◆ **STATED EXERCISE**
Locate each line of the material that contains "Players", then return it.

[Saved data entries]
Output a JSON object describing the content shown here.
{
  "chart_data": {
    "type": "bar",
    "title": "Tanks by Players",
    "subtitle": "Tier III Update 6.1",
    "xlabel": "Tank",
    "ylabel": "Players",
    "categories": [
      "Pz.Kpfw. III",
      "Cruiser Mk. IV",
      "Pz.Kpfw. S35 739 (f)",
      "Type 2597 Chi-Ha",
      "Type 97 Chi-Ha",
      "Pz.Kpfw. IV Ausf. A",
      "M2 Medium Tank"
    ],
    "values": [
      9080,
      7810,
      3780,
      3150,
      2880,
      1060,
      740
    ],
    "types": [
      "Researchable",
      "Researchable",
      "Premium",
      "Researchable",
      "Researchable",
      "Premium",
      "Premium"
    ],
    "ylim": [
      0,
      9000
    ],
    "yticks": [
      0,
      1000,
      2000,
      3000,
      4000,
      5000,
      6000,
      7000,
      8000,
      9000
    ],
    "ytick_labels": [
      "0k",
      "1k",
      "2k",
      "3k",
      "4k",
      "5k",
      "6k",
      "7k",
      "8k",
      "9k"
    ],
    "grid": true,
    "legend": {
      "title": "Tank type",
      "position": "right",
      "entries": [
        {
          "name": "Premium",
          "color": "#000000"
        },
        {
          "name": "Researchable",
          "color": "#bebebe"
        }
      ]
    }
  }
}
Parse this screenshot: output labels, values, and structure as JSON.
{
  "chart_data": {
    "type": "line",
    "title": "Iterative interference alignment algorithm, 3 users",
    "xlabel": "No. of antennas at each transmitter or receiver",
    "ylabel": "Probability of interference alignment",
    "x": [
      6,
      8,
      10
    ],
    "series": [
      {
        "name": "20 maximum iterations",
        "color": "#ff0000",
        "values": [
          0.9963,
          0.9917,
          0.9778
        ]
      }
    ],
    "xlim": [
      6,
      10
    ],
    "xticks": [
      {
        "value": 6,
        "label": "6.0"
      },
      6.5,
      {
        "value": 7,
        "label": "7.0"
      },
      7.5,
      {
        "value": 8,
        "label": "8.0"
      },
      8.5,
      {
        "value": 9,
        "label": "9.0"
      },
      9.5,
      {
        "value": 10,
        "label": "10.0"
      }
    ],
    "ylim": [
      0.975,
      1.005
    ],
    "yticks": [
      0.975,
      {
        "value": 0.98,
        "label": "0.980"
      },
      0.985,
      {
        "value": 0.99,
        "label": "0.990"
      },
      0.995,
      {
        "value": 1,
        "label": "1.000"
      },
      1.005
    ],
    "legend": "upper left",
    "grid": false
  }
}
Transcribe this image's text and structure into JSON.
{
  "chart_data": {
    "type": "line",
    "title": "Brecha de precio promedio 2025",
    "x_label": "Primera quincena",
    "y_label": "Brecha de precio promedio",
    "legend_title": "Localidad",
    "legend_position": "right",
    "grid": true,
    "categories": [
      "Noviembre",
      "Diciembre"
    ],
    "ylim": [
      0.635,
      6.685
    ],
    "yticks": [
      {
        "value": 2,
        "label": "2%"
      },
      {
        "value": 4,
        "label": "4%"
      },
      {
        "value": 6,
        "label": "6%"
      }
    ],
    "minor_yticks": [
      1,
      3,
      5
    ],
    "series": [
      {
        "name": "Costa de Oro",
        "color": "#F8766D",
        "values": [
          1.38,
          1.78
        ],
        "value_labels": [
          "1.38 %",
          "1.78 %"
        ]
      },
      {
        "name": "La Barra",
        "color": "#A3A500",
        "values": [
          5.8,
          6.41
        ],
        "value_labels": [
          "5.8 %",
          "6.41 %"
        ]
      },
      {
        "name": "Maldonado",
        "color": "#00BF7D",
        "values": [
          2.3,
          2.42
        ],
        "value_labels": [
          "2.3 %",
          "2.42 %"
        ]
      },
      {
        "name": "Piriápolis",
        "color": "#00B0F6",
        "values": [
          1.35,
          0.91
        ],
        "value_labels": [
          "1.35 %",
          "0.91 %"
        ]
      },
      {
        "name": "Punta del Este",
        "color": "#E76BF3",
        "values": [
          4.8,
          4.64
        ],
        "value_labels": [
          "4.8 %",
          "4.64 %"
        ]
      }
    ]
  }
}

◆ **OUTPUT**
    "title": "Tanks by Players",
    "ylabel": "Players",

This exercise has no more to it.